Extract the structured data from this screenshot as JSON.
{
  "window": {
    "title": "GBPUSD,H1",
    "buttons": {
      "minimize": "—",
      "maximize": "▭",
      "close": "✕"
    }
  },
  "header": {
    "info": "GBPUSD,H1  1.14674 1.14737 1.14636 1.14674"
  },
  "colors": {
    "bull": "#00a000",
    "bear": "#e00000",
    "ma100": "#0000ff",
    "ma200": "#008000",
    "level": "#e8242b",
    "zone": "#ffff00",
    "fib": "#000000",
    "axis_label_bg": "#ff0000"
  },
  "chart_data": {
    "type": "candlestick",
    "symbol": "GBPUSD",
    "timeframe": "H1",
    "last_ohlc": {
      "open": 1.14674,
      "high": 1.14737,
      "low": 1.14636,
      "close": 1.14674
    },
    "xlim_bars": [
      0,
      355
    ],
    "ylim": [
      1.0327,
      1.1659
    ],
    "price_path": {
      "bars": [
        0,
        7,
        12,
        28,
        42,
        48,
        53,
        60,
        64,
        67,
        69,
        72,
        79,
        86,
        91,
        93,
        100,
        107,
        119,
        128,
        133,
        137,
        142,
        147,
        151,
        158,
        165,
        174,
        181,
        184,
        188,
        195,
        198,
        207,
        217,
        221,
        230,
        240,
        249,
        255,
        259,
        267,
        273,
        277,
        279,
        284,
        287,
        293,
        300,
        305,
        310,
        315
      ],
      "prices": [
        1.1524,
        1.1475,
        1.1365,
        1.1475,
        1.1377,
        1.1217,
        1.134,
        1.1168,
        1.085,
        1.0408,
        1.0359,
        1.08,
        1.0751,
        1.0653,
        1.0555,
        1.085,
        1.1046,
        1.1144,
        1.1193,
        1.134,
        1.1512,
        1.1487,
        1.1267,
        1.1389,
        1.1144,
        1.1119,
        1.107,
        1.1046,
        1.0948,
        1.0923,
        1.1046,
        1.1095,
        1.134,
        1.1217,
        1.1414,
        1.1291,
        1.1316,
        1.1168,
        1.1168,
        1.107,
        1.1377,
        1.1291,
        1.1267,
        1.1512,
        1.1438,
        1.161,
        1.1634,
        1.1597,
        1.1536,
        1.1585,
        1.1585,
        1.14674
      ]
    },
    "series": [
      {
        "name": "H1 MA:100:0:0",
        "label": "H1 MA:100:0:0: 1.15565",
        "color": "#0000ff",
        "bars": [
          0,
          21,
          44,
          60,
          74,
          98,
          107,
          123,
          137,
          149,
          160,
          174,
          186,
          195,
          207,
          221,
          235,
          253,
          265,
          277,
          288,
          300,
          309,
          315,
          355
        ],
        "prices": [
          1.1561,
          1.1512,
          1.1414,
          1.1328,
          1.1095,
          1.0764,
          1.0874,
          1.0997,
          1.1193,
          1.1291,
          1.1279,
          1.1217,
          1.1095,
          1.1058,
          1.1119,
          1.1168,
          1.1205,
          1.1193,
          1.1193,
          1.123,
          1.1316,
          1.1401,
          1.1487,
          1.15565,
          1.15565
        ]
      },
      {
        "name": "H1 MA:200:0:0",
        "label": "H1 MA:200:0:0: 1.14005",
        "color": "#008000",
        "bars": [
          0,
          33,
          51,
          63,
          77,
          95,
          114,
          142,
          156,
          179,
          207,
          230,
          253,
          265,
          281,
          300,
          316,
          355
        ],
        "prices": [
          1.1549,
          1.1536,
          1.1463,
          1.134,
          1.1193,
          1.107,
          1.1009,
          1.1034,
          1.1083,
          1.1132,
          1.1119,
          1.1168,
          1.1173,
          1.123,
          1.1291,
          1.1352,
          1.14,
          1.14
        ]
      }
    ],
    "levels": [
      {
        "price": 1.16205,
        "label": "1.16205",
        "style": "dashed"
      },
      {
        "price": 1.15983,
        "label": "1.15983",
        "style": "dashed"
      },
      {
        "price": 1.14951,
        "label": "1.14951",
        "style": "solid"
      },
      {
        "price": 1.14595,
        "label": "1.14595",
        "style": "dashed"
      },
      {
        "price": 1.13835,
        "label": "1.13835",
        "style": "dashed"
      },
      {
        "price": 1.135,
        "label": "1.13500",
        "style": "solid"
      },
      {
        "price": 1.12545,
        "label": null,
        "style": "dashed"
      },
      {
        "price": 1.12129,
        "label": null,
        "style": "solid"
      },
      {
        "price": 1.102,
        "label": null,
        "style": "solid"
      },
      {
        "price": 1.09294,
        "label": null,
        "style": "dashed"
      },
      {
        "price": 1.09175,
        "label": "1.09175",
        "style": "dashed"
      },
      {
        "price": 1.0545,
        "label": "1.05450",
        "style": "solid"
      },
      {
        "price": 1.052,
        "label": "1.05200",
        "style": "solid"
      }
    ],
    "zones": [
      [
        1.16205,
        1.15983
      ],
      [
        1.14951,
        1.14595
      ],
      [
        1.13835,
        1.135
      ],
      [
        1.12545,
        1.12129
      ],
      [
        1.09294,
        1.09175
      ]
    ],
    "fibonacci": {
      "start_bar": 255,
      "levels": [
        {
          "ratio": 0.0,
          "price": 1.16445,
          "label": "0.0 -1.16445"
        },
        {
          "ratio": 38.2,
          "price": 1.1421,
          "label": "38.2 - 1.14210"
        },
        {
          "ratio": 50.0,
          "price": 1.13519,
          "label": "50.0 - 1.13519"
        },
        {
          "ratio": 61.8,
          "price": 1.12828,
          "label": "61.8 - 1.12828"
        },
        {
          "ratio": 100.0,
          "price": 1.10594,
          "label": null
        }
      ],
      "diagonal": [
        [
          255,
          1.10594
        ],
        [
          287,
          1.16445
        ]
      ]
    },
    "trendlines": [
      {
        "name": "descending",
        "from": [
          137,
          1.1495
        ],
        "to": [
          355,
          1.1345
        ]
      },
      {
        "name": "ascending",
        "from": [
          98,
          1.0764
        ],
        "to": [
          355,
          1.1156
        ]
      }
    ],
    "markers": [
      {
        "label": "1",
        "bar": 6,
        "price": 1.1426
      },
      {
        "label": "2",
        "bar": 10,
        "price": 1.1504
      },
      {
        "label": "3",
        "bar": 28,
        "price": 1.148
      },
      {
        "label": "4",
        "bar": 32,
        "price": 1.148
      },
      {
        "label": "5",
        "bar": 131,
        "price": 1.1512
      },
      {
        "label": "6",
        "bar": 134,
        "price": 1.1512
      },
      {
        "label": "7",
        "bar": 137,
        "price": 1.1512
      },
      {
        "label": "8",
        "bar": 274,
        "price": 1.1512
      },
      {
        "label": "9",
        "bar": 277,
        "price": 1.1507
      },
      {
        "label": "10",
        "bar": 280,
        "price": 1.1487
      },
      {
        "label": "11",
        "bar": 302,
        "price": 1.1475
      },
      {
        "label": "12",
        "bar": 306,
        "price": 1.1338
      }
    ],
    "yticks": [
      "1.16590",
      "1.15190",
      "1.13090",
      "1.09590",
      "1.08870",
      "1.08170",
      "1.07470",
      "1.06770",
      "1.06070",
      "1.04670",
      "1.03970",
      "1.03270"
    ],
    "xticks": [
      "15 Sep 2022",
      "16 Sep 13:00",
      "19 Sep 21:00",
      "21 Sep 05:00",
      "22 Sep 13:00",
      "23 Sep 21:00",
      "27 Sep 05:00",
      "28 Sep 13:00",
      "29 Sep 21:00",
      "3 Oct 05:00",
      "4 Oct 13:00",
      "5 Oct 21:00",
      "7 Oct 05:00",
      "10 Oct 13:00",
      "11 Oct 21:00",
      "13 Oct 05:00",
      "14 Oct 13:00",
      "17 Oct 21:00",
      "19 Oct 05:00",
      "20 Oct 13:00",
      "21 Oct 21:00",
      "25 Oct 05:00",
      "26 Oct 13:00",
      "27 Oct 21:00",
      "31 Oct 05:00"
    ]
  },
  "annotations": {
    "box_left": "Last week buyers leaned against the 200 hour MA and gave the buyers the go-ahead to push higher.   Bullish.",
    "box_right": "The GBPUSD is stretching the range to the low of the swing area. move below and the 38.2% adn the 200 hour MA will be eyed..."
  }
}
+++
EXERCISE INSTRUCTIONS: State the number of lines in these entries that include the string "GBPUSD". Provide nothing beyond that number.

WRITTEN RESPONSE: 4